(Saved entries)
## BEGIN

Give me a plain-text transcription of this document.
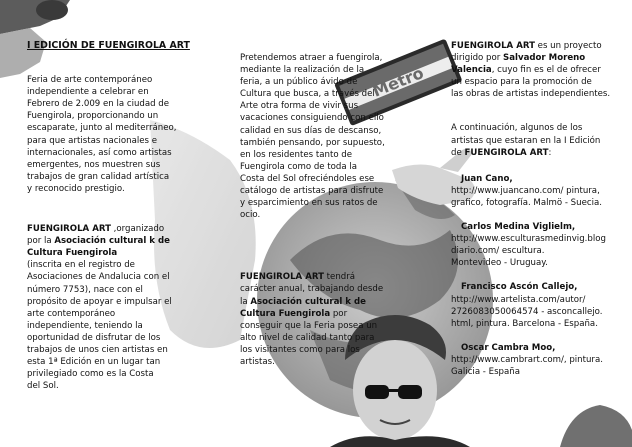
Metro

I EDICIÓN DE FUENGIROLA ART

Feria de arte contemporáneo

independiente a celebrar en

Febrero de 2.009 en la ciudad de

Fuengirola, proporcionando un

escaparate, junto al mediterráneo,

para que artistas nacionales e

internacionales, así como artistas

emergentes, nos muestren sus

trabajos de gran calidad artística

y reconocido prestigio.

FUENGIROLA ART ,organizado

por la Asociación cultural k de

Cultura Fuengirola

(inscrita en el registro de

Asociaciones de Andalucia con el

número 7753), nace con el

propósito de apoyar e impulsar el

arte contemporáneo

independiente, teniendo la

oportunidad de disfrutar de los

trabajos de unos cien artistas en

esta 1ª Edición en un lugar tan

privilegiado como es la Costa

del Sol.

Pretendemos atraer a fuengirola,

mediante la realización de la

feria, a un público ávido de

Cultura que busca, a través del

Arte otra forma de vivir sus

vacaciones consiguiendo con ello

calidad en sus días de descanso,

también pensando, por supuesto,

en los residentes tanto de

Fuengirola como de toda la

Costa del Sol ofreciéndoles ese

catálogo de artistas para disfrute

y esparcimiento en sus ratos de

ocio.

FUENGIROLA ART tendrá

carácter anual, trabajando desde

la Asociación cultural k de

Cultura Fuengirola por

conseguir que la Feria posea un

alto nivel de calidad tanto para

los visitantes como para los

artistas.

FUENGIROLA ART es un proyecto

dirigido por Salvador Moreno

Valencia, cuyo fin es el de ofrecer

un espacio para la promoción de

las obras de artistas independientes.

A continuación, algunos de los

artistas que estaran en la I Edición

de FUENGIROLA ART:

Juan Cano,

http://www.juancano.com/ pintura,

grafico, fotografía. Malmö - Suecia.

Carlos Medina Viglielm,

http://www.esculturasmedinvig.blog

diario.com/ escultura.

Montevideo - Uruguay.

Francisco Ascón Callejo,

http://www.artelista.com/autor/

2726083050064574 - asconcallejo.

html, pintura. Barcelona - España.

Oscar Cambra Moo,

http://www.cambrart.com/, pintura.

Galicia - España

## END

• [WRITTEN PROBLEM] Write out each entry exactly as given, but skip the pictures.

• [PROBLEM SOLUTION]
Give me a plain-text transcription of this document.
Metro

I EDICIÓN DE FUENGIROLA ART

Feria de arte contemporáneo

independiente a celebrar en

Febrero de 2.009 en la ciudad de

Fuengirola, proporcionando un

escaparate, junto al mediterráneo,

para que artistas nacionales e

internacionales, así como artistas

emergentes, nos muestren sus

trabajos de gran calidad artística

y reconocido prestigio.

FUENGIROLA ART ,organizado

por la Asociación cultural k de

Cultura Fuengirola

(inscrita en el registro de

Asociaciones de Andalucia con el

número 7753), nace con el

propósito de apoyar e impulsar el

arte contemporáneo

independiente, teniendo la

oportunidad de disfrutar de los

trabajos de unos cien artistas en

esta 1ª Edición en un lugar tan

privilegiado como es la Costa

del Sol.

Pretendemos atraer a fuengirola,

mediante la realización de la

feria, a un público ávido de

Cultura que busca, a través del

Arte otra forma de vivir sus

vacaciones consiguiendo con ello

calidad en sus días de descanso,

también pensando, por supuesto,

en los residentes tanto de

Fuengirola como de toda la

Costa del Sol ofreciéndoles ese

catálogo de artistas para disfrute

y esparcimiento en sus ratos de

ocio.

FUENGIROLA ART tendrá

carácter anual, trabajando desde

la Asociación cultural k de

Cultura Fuengirola por

conseguir que la Feria posea un

alto nivel de calidad tanto para

los visitantes como para los

artistas.

FUENGIROLA ART es un proyecto

dirigido por Salvador Moreno

Valencia, cuyo fin es el de ofrecer

un espacio para la promoción de

las obras de artistas independientes.

A continuación, algunos de los

artistas que estaran en la I Edición

de FUENGIROLA ART:

Juan Cano,

http://www.juancano.com/ pintura,

grafico, fotografía. Malmö - Suecia.

Carlos Medina Viglielm,

http://www.esculturasmedinvig.blog

diario.com/ escultura.

Montevideo - Uruguay.

Francisco Ascón Callejo,

http://www.artelista.com/autor/

2726083050064574 - asconcallejo.

html, pintura. Barcelona - España.

Oscar Cambra Moo,

http://www.cambrart.com/, pintura.

Galicia - España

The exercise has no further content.